• WHAT IS EXPECTED
Pick out all lines of the entries that include the word "count" and copy them.

[Chart and figure data]
--

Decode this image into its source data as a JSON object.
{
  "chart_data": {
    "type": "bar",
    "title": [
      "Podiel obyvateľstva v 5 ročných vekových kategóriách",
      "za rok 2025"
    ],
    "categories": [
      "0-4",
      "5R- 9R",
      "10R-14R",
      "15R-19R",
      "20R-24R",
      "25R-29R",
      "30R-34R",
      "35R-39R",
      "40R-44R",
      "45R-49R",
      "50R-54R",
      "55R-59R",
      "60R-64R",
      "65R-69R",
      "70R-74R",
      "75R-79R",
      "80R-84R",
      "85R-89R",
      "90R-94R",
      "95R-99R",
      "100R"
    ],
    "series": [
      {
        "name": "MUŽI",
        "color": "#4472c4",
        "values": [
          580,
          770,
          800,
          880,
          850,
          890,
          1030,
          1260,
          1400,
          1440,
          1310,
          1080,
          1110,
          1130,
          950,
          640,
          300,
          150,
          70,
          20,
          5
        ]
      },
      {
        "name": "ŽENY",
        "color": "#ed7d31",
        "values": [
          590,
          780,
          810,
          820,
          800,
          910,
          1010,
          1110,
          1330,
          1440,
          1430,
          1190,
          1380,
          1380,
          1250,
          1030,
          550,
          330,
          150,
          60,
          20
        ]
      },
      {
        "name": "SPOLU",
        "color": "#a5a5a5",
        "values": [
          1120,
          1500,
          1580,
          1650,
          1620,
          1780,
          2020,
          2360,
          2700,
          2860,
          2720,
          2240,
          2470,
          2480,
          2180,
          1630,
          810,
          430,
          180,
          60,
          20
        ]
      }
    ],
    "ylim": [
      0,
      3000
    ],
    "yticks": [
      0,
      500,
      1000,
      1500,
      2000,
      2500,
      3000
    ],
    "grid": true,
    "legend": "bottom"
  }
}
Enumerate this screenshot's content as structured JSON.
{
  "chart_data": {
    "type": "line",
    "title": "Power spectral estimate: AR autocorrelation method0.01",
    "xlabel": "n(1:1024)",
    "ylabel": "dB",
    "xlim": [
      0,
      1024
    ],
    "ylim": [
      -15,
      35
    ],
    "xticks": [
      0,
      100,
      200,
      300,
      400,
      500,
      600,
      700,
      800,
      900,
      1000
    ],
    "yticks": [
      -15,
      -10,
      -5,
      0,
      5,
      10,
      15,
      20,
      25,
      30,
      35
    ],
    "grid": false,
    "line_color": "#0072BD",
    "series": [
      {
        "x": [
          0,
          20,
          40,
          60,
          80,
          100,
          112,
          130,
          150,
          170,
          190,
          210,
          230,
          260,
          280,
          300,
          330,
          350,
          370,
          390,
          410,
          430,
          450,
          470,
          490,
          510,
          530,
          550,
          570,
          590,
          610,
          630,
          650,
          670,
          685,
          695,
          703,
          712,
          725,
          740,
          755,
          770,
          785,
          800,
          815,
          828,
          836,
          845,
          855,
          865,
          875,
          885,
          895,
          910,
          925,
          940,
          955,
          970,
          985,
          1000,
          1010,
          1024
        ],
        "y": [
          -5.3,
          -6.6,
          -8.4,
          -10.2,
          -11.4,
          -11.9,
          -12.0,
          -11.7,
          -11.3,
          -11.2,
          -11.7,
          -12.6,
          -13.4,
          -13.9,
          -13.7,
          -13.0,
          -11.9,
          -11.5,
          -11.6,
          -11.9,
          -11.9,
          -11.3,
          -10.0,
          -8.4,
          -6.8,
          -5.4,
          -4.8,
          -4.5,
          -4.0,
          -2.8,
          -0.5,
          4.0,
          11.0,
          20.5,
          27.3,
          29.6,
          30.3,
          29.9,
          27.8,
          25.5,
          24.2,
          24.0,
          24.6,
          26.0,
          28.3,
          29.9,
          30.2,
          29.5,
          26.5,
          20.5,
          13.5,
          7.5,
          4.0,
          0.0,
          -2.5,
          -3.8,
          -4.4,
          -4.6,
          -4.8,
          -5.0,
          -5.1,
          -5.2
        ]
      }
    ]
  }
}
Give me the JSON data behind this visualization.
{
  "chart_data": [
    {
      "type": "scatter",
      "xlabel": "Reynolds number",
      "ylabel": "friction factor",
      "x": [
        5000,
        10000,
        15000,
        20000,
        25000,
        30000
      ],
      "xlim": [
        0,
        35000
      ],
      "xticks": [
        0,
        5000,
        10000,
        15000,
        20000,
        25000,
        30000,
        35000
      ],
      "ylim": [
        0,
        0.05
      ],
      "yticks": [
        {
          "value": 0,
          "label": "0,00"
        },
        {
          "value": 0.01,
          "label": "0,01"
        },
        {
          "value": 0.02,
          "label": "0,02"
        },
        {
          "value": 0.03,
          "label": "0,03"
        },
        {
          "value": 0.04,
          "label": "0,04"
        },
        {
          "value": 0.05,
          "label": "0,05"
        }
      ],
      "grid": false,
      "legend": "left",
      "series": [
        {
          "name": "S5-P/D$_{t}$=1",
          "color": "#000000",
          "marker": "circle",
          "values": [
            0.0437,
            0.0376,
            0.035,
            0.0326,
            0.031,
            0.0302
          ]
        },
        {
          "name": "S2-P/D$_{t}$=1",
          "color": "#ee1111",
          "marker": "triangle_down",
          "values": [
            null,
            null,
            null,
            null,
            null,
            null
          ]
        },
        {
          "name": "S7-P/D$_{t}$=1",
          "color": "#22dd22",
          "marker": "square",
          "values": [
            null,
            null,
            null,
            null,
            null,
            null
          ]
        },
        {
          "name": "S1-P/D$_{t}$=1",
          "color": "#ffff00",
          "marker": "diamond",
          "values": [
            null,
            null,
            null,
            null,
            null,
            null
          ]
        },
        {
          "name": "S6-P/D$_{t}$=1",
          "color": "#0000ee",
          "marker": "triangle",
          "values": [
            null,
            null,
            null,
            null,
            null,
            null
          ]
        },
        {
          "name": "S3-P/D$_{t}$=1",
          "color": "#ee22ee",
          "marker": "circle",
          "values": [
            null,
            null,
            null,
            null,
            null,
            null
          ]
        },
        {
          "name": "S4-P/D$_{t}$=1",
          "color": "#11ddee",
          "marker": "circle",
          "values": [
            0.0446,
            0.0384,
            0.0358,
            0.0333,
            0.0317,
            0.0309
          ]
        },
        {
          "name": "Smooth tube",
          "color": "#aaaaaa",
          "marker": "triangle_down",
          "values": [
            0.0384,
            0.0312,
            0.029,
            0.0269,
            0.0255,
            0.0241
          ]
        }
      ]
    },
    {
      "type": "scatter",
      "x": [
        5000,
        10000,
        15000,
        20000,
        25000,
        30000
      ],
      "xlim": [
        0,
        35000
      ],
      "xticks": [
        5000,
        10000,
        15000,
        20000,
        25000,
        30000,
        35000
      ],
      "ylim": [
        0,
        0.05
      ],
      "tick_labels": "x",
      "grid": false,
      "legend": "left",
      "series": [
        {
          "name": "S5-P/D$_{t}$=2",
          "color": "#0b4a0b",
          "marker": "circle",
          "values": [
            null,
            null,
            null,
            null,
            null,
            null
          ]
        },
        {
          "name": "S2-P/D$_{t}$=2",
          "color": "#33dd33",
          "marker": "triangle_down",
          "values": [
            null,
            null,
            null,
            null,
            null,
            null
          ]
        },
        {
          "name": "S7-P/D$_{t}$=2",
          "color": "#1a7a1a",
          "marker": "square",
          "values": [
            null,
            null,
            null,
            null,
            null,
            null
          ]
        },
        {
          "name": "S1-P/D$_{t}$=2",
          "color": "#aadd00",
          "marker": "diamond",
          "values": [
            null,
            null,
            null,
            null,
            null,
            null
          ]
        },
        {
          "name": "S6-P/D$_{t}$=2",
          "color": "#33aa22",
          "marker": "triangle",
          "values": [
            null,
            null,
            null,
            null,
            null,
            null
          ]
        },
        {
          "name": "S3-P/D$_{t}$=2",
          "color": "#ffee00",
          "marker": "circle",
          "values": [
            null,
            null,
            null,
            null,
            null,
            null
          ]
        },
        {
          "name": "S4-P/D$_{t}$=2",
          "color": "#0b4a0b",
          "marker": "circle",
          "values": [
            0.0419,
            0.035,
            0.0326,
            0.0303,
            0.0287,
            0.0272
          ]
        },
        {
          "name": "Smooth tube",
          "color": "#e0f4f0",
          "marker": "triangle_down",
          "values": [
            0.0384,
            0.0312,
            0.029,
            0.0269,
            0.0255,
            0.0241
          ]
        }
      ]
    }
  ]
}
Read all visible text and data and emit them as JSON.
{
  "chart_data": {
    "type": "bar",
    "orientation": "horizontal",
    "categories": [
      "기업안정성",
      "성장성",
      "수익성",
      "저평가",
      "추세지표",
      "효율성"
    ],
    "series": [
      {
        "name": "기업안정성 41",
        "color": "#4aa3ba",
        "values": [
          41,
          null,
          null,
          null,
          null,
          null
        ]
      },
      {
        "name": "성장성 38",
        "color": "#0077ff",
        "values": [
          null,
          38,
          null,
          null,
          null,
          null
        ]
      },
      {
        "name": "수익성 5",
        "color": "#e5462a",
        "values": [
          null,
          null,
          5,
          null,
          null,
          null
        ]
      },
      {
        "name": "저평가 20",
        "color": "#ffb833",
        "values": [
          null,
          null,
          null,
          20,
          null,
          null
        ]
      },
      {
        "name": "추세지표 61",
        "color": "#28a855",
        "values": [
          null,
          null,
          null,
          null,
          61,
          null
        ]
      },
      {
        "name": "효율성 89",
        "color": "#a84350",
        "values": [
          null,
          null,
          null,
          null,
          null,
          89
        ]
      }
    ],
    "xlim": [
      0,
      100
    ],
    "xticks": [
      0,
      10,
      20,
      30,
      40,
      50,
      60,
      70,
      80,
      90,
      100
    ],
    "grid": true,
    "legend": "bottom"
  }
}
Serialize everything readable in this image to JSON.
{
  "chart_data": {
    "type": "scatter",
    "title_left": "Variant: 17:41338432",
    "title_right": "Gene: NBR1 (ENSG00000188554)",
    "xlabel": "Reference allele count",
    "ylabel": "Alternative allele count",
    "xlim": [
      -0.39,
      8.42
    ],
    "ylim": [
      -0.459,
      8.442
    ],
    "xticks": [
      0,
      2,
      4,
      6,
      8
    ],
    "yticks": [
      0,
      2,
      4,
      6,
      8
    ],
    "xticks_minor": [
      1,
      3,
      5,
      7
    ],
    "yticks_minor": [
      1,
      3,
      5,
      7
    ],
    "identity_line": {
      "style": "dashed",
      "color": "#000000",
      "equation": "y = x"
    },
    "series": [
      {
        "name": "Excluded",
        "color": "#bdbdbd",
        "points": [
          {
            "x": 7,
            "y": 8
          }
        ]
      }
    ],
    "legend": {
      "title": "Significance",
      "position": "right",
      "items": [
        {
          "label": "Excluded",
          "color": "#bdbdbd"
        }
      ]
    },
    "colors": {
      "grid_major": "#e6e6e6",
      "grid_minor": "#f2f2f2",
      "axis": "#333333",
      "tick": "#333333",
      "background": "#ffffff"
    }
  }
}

--

• TASK RESPONSE
    "xlabel": "Reference allele count",
    "ylabel": "Alternative allele count",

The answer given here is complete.